## PROBLEM STATEMENT
Which lines hold the string "autorova"? Copy every one of them.

## RECORDS SUPPLIED
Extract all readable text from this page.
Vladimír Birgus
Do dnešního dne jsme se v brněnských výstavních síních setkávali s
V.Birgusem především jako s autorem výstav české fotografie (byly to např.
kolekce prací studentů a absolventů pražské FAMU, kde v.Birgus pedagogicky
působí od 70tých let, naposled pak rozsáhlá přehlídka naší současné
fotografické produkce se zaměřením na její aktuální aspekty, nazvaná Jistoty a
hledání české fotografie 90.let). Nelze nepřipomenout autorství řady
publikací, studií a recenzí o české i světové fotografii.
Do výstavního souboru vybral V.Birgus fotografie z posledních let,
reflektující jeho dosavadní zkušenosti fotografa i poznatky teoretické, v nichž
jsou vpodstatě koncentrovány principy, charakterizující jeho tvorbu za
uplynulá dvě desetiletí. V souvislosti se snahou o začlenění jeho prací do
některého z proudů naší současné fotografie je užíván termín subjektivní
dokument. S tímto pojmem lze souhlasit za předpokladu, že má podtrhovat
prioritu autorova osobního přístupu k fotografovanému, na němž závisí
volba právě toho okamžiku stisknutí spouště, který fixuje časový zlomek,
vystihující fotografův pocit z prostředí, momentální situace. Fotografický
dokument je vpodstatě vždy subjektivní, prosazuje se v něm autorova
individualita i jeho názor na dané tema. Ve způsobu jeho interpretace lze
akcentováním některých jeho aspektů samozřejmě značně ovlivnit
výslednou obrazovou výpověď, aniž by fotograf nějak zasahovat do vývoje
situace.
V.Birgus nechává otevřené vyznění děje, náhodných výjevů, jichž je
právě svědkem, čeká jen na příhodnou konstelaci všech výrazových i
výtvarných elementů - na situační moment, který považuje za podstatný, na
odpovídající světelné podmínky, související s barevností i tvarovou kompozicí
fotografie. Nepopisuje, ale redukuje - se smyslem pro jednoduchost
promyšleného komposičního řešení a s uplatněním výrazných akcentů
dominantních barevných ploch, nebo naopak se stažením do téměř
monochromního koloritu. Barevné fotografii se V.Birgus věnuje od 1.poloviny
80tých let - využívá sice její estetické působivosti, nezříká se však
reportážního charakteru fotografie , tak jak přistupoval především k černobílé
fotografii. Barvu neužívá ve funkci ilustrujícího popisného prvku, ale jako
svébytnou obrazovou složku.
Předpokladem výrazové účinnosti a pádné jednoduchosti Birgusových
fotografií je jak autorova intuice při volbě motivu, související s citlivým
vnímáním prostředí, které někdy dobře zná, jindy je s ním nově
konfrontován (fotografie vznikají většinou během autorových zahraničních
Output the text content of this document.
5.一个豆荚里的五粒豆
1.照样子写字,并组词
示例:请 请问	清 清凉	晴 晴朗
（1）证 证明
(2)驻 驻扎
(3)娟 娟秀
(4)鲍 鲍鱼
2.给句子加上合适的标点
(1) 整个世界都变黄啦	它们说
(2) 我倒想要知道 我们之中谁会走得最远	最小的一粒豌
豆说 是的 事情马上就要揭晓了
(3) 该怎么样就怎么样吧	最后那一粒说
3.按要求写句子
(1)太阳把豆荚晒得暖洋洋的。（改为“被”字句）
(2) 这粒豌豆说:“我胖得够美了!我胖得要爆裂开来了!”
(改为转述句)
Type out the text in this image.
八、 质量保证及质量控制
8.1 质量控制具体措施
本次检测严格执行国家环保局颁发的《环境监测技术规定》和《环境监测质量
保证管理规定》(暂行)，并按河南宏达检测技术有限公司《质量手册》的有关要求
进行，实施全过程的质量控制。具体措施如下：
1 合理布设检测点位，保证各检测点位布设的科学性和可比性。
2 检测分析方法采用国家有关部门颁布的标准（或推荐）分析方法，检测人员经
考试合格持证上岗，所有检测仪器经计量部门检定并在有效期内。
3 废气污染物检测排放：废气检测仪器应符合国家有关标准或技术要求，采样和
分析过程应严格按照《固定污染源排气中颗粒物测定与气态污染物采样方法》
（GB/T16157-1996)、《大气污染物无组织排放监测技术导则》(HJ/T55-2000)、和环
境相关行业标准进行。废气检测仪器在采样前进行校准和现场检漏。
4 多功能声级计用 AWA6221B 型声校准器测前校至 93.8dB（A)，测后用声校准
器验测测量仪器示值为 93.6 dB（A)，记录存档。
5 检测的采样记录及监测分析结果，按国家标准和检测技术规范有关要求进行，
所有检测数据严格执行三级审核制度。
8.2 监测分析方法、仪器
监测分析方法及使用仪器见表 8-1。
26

## THE COMPLETED TASK
prioritu autorova osobního přístupu k fotografovanému, na němž závisí
dokument je vpodstatě vždy subjektivní, prosazuje se v něm autorova
fotografií je jak autorova intuice při volbě motivu, související s citlivým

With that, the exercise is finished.